Saved entries
━━━━━━━━━━━━━━━━━━━━

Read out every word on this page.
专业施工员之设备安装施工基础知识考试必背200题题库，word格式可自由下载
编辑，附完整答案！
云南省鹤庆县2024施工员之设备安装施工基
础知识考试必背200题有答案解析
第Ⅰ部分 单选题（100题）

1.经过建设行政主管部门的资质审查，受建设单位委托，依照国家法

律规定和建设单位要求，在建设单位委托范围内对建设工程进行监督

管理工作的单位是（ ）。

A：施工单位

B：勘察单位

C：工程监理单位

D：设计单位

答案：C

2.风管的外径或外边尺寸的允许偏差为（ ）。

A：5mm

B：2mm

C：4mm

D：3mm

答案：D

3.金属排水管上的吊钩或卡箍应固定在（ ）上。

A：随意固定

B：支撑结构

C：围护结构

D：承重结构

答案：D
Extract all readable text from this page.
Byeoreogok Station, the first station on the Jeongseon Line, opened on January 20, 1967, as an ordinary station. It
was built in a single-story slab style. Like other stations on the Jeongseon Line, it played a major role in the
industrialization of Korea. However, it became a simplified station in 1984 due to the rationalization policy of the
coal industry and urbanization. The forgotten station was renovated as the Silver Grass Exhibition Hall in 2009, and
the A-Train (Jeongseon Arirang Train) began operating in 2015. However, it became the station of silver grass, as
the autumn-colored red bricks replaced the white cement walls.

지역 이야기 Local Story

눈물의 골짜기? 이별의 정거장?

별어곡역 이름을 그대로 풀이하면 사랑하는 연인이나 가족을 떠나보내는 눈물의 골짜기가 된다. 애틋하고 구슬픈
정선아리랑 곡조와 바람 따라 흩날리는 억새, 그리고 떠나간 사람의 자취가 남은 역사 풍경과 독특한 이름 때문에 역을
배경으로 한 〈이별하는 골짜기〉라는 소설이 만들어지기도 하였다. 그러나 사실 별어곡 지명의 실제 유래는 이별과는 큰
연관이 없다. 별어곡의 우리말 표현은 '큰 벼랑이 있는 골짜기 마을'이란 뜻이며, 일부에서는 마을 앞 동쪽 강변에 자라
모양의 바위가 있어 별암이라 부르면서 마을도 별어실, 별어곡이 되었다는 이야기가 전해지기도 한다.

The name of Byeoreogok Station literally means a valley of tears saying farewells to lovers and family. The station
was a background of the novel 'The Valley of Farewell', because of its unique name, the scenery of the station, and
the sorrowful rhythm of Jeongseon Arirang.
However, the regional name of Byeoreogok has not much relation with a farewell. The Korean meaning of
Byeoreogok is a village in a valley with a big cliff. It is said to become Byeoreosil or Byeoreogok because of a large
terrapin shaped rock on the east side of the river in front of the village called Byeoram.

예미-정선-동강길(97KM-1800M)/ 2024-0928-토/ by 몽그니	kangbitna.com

━━━━━━━━━━━━━━━━━━━━

**To do**. Your task is to reproduce all of the records exactly.

**Exercise output**.
Read out every word on this page.
专业施工员之设备安装施工基础知识考试必背200题题库，word格式可自由下载
编辑，附完整答案！
云南省鹤庆县2024施工员之设备安装施工基
础知识考试必背200题有答案解析
第Ⅰ部分 单选题（100题）

1.经过建设行政主管部门的资质审查，受建设单位委托，依照国家法

律规定和建设单位要求，在建设单位委托范围内对建设工程进行监督

管理工作的单位是（ ）。

A：施工单位

B：勘察单位

C：工程监理单位

D：设计单位

答案：C

2.风管的外径或外边尺寸的允许偏差为（ ）。

A：5mm

B：2mm

C：4mm

D：3mm

答案：D

3.金属排水管上的吊钩或卡箍应固定在（ ）上。

A：随意固定

B：支撑结构

C：围护结构

D：承重结构

答案：D
Extract all readable text from this page.
Byeoreogok Station, the first station on the Jeongseon Line, opened on January 20, 1967, as an ordinary station. It
was built in a single-story slab style. Like other stations on the Jeongseon Line, it played a major role in the
industrialization of Korea. However, it became a simplified station in 1984 due to the rationalization policy of the
coal industry and urbanization. The forgotten station was renovated as the Silver Grass Exhibition Hall in 2009, and
the A-Train (Jeongseon Arirang Train) began operating in 2015. However, it became the station of silver grass, as
the autumn-colored red bricks replaced the white cement walls.

지역 이야기 Local Story

눈물의 골짜기? 이별의 정거장?

별어곡역 이름을 그대로 풀이하면 사랑하는 연인이나 가족을 떠나보내는 눈물의 골짜기가 된다. 애틋하고 구슬픈
정선아리랑 곡조와 바람 따라 흩날리는 억새, 그리고 떠나간 사람의 자취가 남은 역사 풍경과 독특한 이름 때문에 역을
배경으로 한 〈이별하는 골짜기〉라는 소설이 만들어지기도 하였다. 그러나 사실 별어곡 지명의 실제 유래는 이별과는 큰
연관이 없다. 별어곡의 우리말 표현은 '큰 벼랑이 있는 골짜기 마을'이란 뜻이며, 일부에서는 마을 앞 동쪽 강변에 자라
모양의 바위가 있어 별암이라 부르면서 마을도 별어실, 별어곡이 되었다는 이야기가 전해지기도 한다.

The name of Byeoreogok Station literally means a valley of tears saying farewells to lovers and family. The station
was a background of the novel 'The Valley of Farewell', because of its unique name, the scenery of the station, and
the sorrowful rhythm of Jeongseon Arirang.
However, the regional name of Byeoreogok has not much relation with a farewell. The Korean meaning of
Byeoreogok is a village in a valley with a big cliff. It is said to become Byeoreosil or Byeoreogok because of a large
terrapin shaped rock on the east side of the river in front of the village called Byeoram.

예미-정선-동강길(97KM-1800M)/ 2024-0928-토/ by 몽그니	kangbitna.com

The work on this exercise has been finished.